# [The task]
Look through the material and copy each line holding "title".

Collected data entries
* Begin *
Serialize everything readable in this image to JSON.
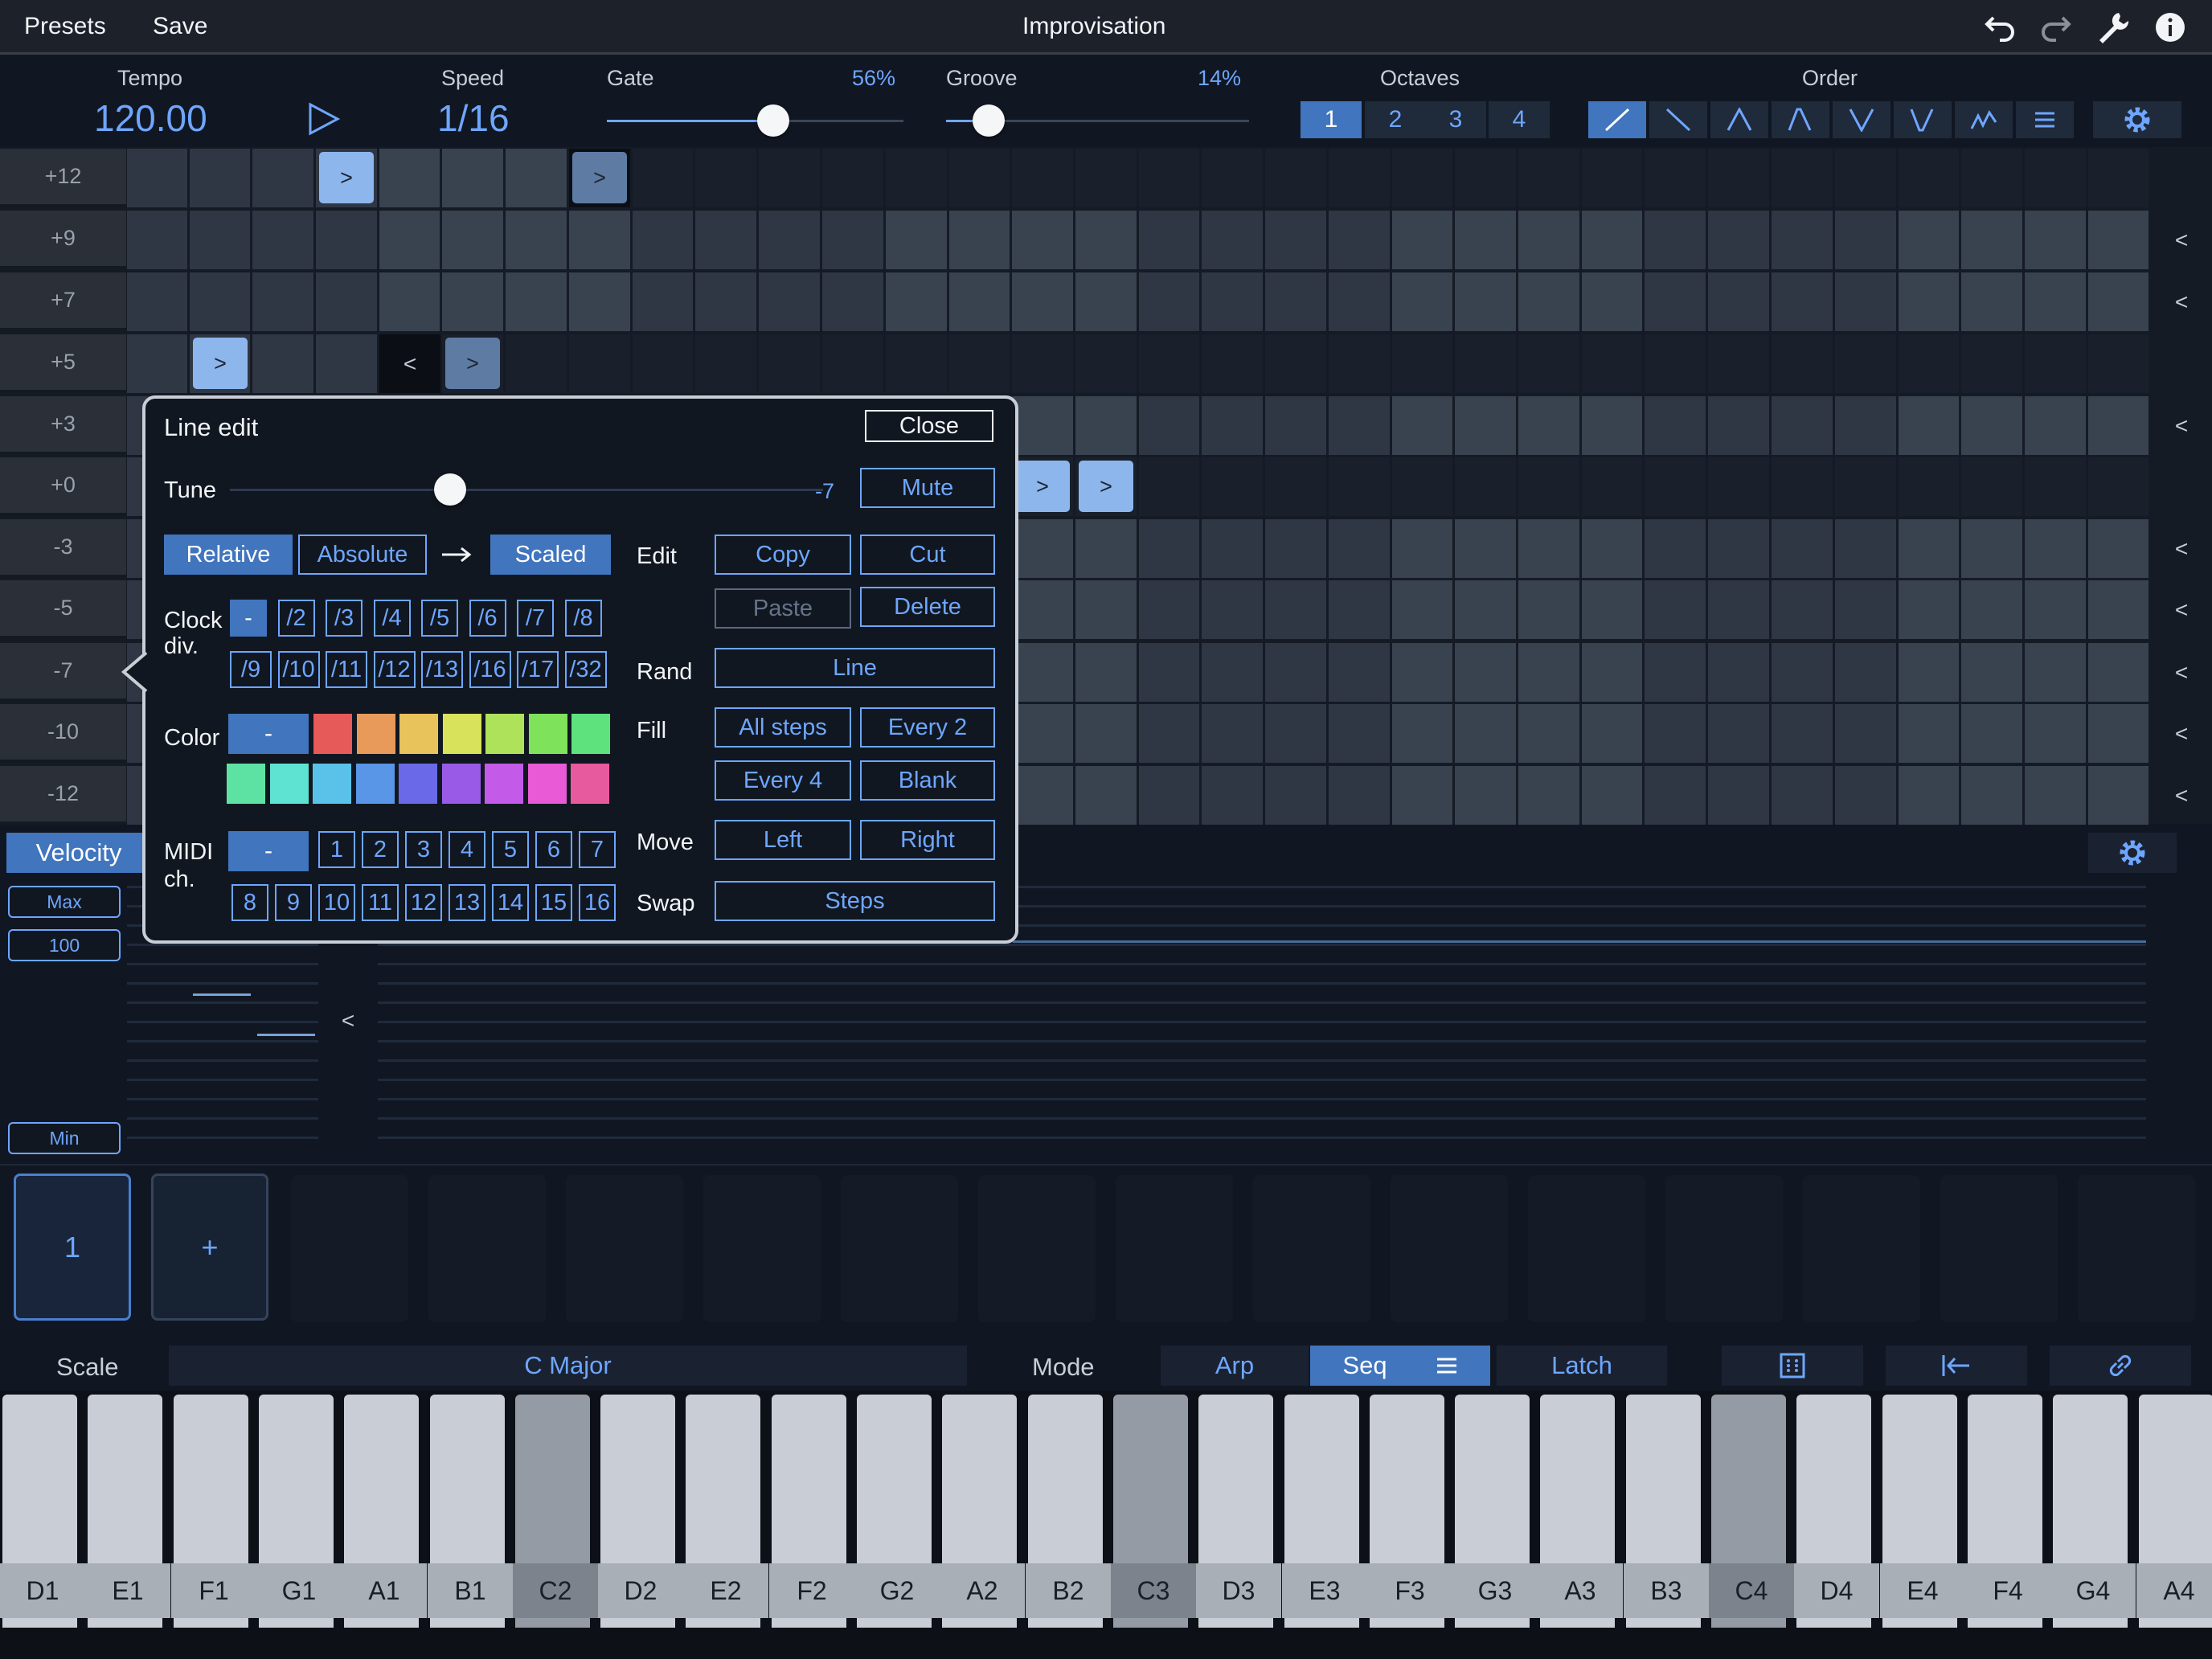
{
  "app": {
    "title": "Improvisation",
    "presets": "Presets",
    "save": "Save"
  },
  "transport": {
    "tempo_label": "Tempo",
    "tempo": "120.00",
    "speed_label": "Speed",
    "speed": "1/16",
    "gate_label": "Gate",
    "gate_value": "56%",
    "gate_level": 0.56,
    "groove_label": "Groove",
    "groove_value": "14%",
    "groove_level": 0.14,
    "octaves_label": "Octaves",
    "octaves": [
      "1",
      "2",
      "3",
      "4"
    ],
    "octave_selected": "1",
    "order_label": "Order",
    "order_icons": [
      "order-up-icon",
      "order-down-icon",
      "order-up-down-icon",
      "order-up-down-repeat-icon",
      "order-down-up-icon",
      "order-down-up-repeat-icon",
      "order-random-icon",
      "order-as-played-icon"
    ]
  },
  "grid": {
    "rows": [
      "+12",
      "+9",
      "+7",
      "+5",
      "+3",
      "+0",
      "-3",
      "-5",
      "-7",
      "-10",
      "-12"
    ],
    "step_glyph": ">",
    "end_glyph": "<"
  },
  "popup": {
    "title": "Line edit",
    "close": "Close",
    "tune_label": "Tune",
    "tune_value": "-7",
    "mute": "Mute",
    "relative": "Relative",
    "absolute": "Absolute",
    "scaled": "Scaled",
    "edit_label": "Edit",
    "copy": "Copy",
    "cut": "Cut",
    "paste": "Paste",
    "delete": "Delete",
    "clock_label": "Clock",
    "clock_label2": "div.",
    "clock_row1": [
      "-",
      "/2",
      "/3",
      "/4",
      "/5",
      "/6",
      "/7",
      "/8"
    ],
    "clock_row2": [
      "/9",
      "/10",
      "/11",
      "/12",
      "/13",
      "/16",
      "/17",
      "/32"
    ],
    "rand_label": "Rand",
    "line": "Line",
    "color_label": "Color",
    "color_none": "-",
    "colors_row1": [
      "#e65a5a",
      "#e89a5a",
      "#e8c25a",
      "#d8e25a",
      "#aee25a",
      "#7ee25a",
      "#5ee27e"
    ],
    "colors_row2": [
      "#5ee2a4",
      "#5ee2d2",
      "#5ac2e8",
      "#5a96e8",
      "#6a6ae8",
      "#9a5ae8",
      "#c45ae8",
      "#e85ad6",
      "#e85a9e"
    ],
    "fill_label": "Fill",
    "all_steps": "All steps",
    "every2": "Every 2",
    "every4": "Every 4",
    "blank": "Blank",
    "midi_label": "MIDI",
    "midi_label2": "ch.",
    "midi_none": "-",
    "midi_row1": [
      "1",
      "2",
      "3",
      "4",
      "5",
      "6",
      "7"
    ],
    "midi_row2": [
      "8",
      "9",
      "10",
      "11",
      "12",
      "13",
      "14",
      "15",
      "16"
    ],
    "move_label": "Move",
    "left": "Left",
    "right": "Right",
    "swap_label": "Swap",
    "steps": "Steps"
  },
  "lane": {
    "velocity": "Velocity",
    "max": "Max",
    "max_value": "100",
    "min": "Min",
    "end_glyph": "<"
  },
  "patterns": {
    "first": "1",
    "add": "+"
  },
  "bottom": {
    "scale_label": "Scale",
    "scale_value": "C Major",
    "mode_label": "Mode",
    "arp": "Arp",
    "seq": "Seq",
    "latch": "Latch"
  },
  "keys": [
    "D1",
    "E1",
    "F1",
    "G1",
    "A1",
    "B1",
    "C2",
    "D2",
    "E2",
    "F2",
    "G2",
    "A2",
    "B2",
    "C3",
    "D3",
    "E3",
    "F3",
    "G3",
    "A3",
    "B3",
    "C4",
    "D4",
    "E4",
    "F4",
    "G4",
    "A4"
  ]
}
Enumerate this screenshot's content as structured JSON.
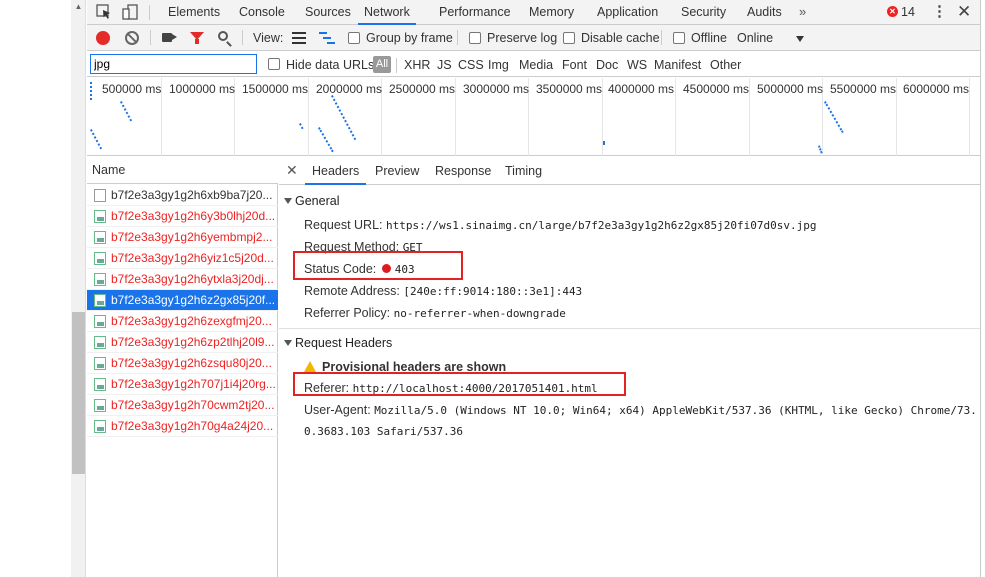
{
  "toolbar_tabs": [
    "Elements",
    "Console",
    "Sources",
    "Network",
    "Performance",
    "Memory",
    "Application",
    "Security",
    "Audits"
  ],
  "active_tab": "Network",
  "more_tabs_label": "»",
  "error_count": "14",
  "close_label": "✕",
  "kebab_label": "⋮",
  "network_toolbar": {
    "view_label": "View:",
    "group_by_frame": "Group by frame",
    "preserve_log": "Preserve log",
    "disable_cache": "Disable cache",
    "offline": "Offline",
    "throttle": "Online"
  },
  "filter": {
    "value": "jpg",
    "hide_data_urls": "Hide data URLs",
    "types": [
      "All",
      "XHR",
      "JS",
      "CSS",
      "Img",
      "Media",
      "Font",
      "Doc",
      "WS",
      "Manifest",
      "Other"
    ],
    "active_type": "All"
  },
  "timeline_labels": [
    "500000 ms",
    "1000000 ms",
    "1500000 ms",
    "2000000 ms",
    "2500000 ms",
    "3000000 ms",
    "3500000 ms",
    "4000000 ms",
    "4500000 ms",
    "5000000 ms",
    "5500000 ms",
    "6000000 ms"
  ],
  "name_column": {
    "header": "Name",
    "requests": [
      {
        "name": "b7f2e3a3gy1g2h6xb9ba7j20...",
        "status": "normal"
      },
      {
        "name": "b7f2e3a3gy1g2h6y3b0lhj20d...",
        "status": "error"
      },
      {
        "name": "b7f2e3a3gy1g2h6yembmpj2...",
        "status": "error"
      },
      {
        "name": "b7f2e3a3gy1g2h6yiz1c5j20d...",
        "status": "error"
      },
      {
        "name": "b7f2e3a3gy1g2h6ytxla3j20dj...",
        "status": "error"
      },
      {
        "name": "b7f2e3a3gy1g2h6z2gx85j20f...",
        "status": "selected"
      },
      {
        "name": "b7f2e3a3gy1g2h6zexgfmj20...",
        "status": "error"
      },
      {
        "name": "b7f2e3a3gy1g2h6zp2tlhj20l9...",
        "status": "error"
      },
      {
        "name": "b7f2e3a3gy1g2h6zsqu80j20...",
        "status": "error"
      },
      {
        "name": "b7f2e3a3gy1g2h707j1i4j20rg...",
        "status": "error"
      },
      {
        "name": "b7f2e3a3gy1g2h70cwm2tj20...",
        "status": "error"
      },
      {
        "name": "b7f2e3a3gy1g2h70g4a24j20...",
        "status": "error"
      }
    ]
  },
  "detail_tabs": [
    "Headers",
    "Preview",
    "Response",
    "Timing"
  ],
  "active_detail_tab": "Headers",
  "general": {
    "title": "General",
    "request_url_label": "Request URL:",
    "request_url": "https://ws1.sinaimg.cn/large/b7f2e3a3gy1g2h6z2gx85j20fi07d0sv.jpg",
    "request_method_label": "Request Method:",
    "request_method": "GET",
    "status_code_label": "Status Code:",
    "status_code": "403",
    "remote_address_label": "Remote Address:",
    "remote_address": "[240e:ff:9014:180::3e1]:443",
    "referrer_policy_label": "Referrer Policy:",
    "referrer_policy": "no-referrer-when-downgrade"
  },
  "request_headers": {
    "title": "Request Headers",
    "provisional_warning": "Provisional headers are shown",
    "referer_label": "Referer:",
    "referer": "http://localhost:4000/2017051401.html",
    "user_agent_label": "User-Agent:",
    "user_agent_line1": "Mozilla/5.0 (Windows NT 10.0; Win64; x64) AppleWebKit/537.36 (KHTML, like Gecko) Chrome/73.",
    "user_agent_line2": "0.3683.103 Safari/537.36"
  },
  "colors": {
    "accent": "#1a73e8",
    "error": "#e22222",
    "highlight_box": "#e52222"
  }
}
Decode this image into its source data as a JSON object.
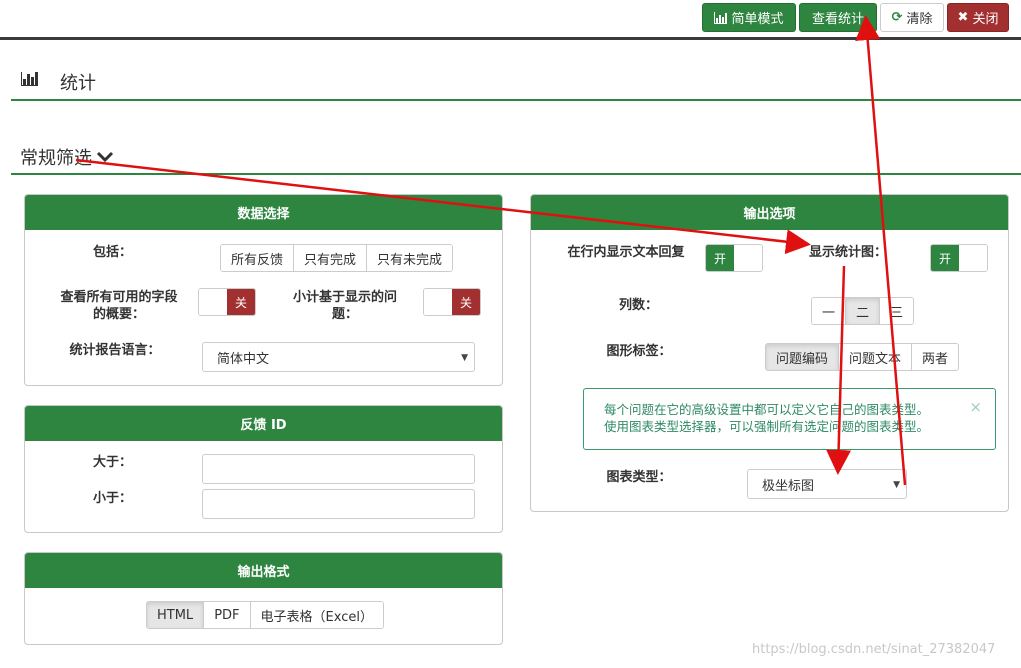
{
  "toolbar": {
    "simple_mode": "简单模式",
    "view_stats": "查看统计",
    "clear": "清除",
    "close": "关闭"
  },
  "header": {
    "title": "统计"
  },
  "filter": {
    "title": "常规筛选"
  },
  "data_selection": {
    "title": "数据选择",
    "include_label": "包括：",
    "include_options": [
      "所有反馈",
      "只有完成",
      "只有未完成"
    ],
    "view_all_label": "查看所有可用的字段的概要：",
    "view_all_toggle": "关",
    "subtotal_label": "小计基于显示的问题：",
    "subtotal_toggle": "关",
    "language_label": "统计报告语言：",
    "language_value": "简体中文"
  },
  "response_id": {
    "title": "反馈 ID",
    "greater_label": "大于：",
    "less_label": "小于："
  },
  "output_format": {
    "title": "输出格式",
    "options": [
      "HTML",
      "PDF",
      "电子表格（Excel）"
    ],
    "selected": "HTML"
  },
  "output_options": {
    "title": "输出选项",
    "inline_text_label": "在行内显示文本回复",
    "inline_text_toggle": "开",
    "show_graph_label": "显示统计图：",
    "show_graph_toggle": "开",
    "columns_label": "列数：",
    "columns_options": [
      "一",
      "二",
      "三"
    ],
    "columns_selected": "二",
    "graph_labels_label": "图形标签：",
    "graph_labels_options": [
      "问题编码",
      "问题文本",
      "两者"
    ],
    "graph_labels_selected": "问题编码",
    "info_line1": "每个问题在它的高级设置中都可以定义它自己的图表类型。",
    "info_line2": "使用图表类型选择器，可以强制所有选定问题的图表类型。",
    "chart_type_label": "图表类型：",
    "chart_type_value": "极坐标图"
  },
  "watermark": "https://blog.csdn.net/sinat_27382047",
  "colors": {
    "green": "#2e8540",
    "red": "#a33030",
    "arrow": "#e01010"
  }
}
* End *
# [Exercise result]
    "title": "Improvisation",
    "title": "Line edit",
    "title": "General",
    "title": "Request Headers",
    "title": "统计"
    "title": "常规筛选"
    "title": "数据选择",
    "title": "反馈 ID",
    "title": "输出格式",
    "title": "输出选项",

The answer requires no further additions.